▶ _The task_: Go through the records and give each one again exactly.

▶ _Data provided_:
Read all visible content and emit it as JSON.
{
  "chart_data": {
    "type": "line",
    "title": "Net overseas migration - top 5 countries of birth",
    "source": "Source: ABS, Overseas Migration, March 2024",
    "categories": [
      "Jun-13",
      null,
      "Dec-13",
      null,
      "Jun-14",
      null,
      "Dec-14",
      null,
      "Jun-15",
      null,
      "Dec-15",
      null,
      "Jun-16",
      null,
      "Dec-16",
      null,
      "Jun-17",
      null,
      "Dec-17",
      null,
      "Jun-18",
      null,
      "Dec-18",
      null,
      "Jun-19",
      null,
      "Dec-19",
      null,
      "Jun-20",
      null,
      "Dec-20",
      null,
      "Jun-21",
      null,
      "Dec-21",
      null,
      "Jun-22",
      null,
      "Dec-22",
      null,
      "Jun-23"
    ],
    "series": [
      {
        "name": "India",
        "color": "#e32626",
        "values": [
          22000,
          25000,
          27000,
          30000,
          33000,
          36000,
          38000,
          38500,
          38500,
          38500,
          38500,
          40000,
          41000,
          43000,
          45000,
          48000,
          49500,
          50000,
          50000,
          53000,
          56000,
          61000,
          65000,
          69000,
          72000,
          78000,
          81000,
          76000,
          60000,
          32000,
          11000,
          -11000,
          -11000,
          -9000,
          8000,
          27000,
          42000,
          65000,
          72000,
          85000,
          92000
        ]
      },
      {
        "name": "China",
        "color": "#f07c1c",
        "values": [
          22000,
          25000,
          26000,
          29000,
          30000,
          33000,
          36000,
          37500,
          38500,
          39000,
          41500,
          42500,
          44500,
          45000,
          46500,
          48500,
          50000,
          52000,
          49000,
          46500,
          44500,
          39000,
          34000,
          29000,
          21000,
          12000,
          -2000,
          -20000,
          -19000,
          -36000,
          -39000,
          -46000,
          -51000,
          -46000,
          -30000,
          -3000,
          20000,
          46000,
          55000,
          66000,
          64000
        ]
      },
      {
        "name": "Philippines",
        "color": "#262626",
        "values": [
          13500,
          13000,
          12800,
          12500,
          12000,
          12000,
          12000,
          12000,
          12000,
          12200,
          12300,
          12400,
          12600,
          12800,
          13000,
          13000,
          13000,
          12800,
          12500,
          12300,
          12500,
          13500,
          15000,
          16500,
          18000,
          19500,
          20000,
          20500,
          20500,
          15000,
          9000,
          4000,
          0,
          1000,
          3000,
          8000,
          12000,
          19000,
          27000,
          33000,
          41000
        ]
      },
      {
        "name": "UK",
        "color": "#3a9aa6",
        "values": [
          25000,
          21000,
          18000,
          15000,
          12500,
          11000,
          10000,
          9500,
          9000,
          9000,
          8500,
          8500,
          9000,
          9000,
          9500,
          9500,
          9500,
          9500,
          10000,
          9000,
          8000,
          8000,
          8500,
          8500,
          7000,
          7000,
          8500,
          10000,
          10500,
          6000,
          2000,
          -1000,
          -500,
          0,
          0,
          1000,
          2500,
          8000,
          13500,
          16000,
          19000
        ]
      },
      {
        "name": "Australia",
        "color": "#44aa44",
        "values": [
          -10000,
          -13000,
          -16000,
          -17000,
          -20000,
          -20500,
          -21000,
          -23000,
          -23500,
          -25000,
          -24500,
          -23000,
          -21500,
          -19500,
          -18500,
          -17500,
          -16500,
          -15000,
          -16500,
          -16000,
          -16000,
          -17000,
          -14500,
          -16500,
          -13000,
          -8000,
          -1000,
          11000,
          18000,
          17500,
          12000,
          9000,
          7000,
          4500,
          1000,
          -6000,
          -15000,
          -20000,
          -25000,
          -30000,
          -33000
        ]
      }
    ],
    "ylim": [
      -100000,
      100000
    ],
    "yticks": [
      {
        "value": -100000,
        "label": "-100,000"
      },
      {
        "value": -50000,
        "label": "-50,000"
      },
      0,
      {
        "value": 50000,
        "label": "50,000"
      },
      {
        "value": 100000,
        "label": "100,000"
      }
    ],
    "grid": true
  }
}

▶ _Problem solution_:
Read all visible content and emit it as JSON.
{
  "chart_data": {
    "type": "line",
    "title": "Net overseas migration - top 5 countries of birth",
    "source": "Source: ABS, Overseas Migration, March 2024",
    "categories": [
      "Jun-13",
      null,
      "Dec-13",
      null,
      "Jun-14",
      null,
      "Dec-14",
      null,
      "Jun-15",
      null,
      "Dec-15",
      null,
      "Jun-16",
      null,
      "Dec-16",
      null,
      "Jun-17",
      null,
      "Dec-17",
      null,
      "Jun-18",
      null,
      "Dec-18",
      null,
      "Jun-19",
      null,
      "Dec-19",
      null,
      "Jun-20",
      null,
      "Dec-20",
      null,
      "Jun-21",
      null,
      "Dec-21",
      null,
      "Jun-22",
      null,
      "Dec-22",
      null,
      "Jun-23"
    ],
    "series": [
      {
        "name": "India",
        "color": "#e32626",
        "values": [
          22000,
          25000,
          27000,
          30000,
          33000,
          36000,
          38000,
          38500,
          38500,
          38500,
          38500,
          40000,
          41000,
          43000,
          45000,
          48000,
          49500,
          50000,
          50000,
          53000,
          56000,
          61000,
          65000,
          69000,
          72000,
          78000,
          81000,
          76000,
          60000,
          32000,
          11000,
          -11000,
          -11000,
          -9000,
          8000,
          27000,
          42000,
          65000,
          72000,
          85000,
          92000
        ]
      },
      {
        "name": "China",
        "color": "#f07c1c",
        "values": [
          22000,
          25000,
          26000,
          29000,
          30000,
          33000,
          36000,
          37500,
          38500,
          39000,
          41500,
          42500,
          44500,
          45000,
          46500,
          48500,
          50000,
          52000,
          49000,
          46500,
          44500,
          39000,
          34000,
          29000,
          21000,
          12000,
          -2000,
          -20000,
          -19000,
          -36000,
          -39000,
          -46000,
          -51000,
          -46000,
          -30000,
          -3000,
          20000,
          46000,
          55000,
          66000,
          64000
        ]
      },
      {
        "name": "Philippines",
        "color": "#262626",
        "values": [
          13500,
          13000,
          12800,
          12500,
          12000,
          12000,
          12000,
          12000,
          12000,
          12200,
          12300,
          12400,
          12600,
          12800,
          13000,
          13000,
          13000,
          12800,
          12500,
          12300,
          12500,
          13500,
          15000,
          16500,
          18000,
          19500,
          20000,
          20500,
          20500,
          15000,
          9000,
          4000,
          0,
          1000,
          3000,
          8000,
          12000,
          19000,
          27000,
          33000,
          41000
        ]
      },
      {
        "name": "UK",
        "color": "#3a9aa6",
        "values": [
          25000,
          21000,
          18000,
          15000,
          12500,
          11000,
          10000,
          9500,
          9000,
          9000,
          8500,
          8500,
          9000,
          9000,
          9500,
          9500,
          9500,
          9500,
          10000,
          9000,
          8000,
          8000,
          8500,
          8500,
          7000,
          7000,
          8500,
          10000,
          10500,
          6000,
          2000,
          -1000,
          -500,
          0,
          0,
          1000,
          2500,
          8000,
          13500,
          16000,
          19000
        ]
      },
      {
        "name": "Australia",
        "color": "#44aa44",
        "values": [
          -10000,
          -13000,
          -16000,
          -17000,
          -20000,
          -20500,
          -21000,
          -23000,
          -23500,
          -25000,
          -24500,
          -23000,
          -21500,
          -19500,
          -18500,
          -17500,
          -16500,
          -15000,
          -16500,
          -16000,
          -16000,
          -17000,
          -14500,
          -16500,
          -13000,
          -8000,
          -1000,
          11000,
          18000,
          17500,
          12000,
          9000,
          7000,
          4500,
          1000,
          -6000,
          -15000,
          -20000,
          -25000,
          -30000,
          -33000
        ]
      }
    ],
    "ylim": [
      -100000,
      100000
    ],
    "yticks": [
      {
        "value": -100000,
        "label": "-100,000"
      },
      {
        "value": -50000,
        "label": "-50,000"
      },
      0,
      {
        "value": 50000,
        "label": "50,000"
      },
      {
        "value": 100000,
        "label": "100,000"
      }
    ],
    "grid": true
  }
}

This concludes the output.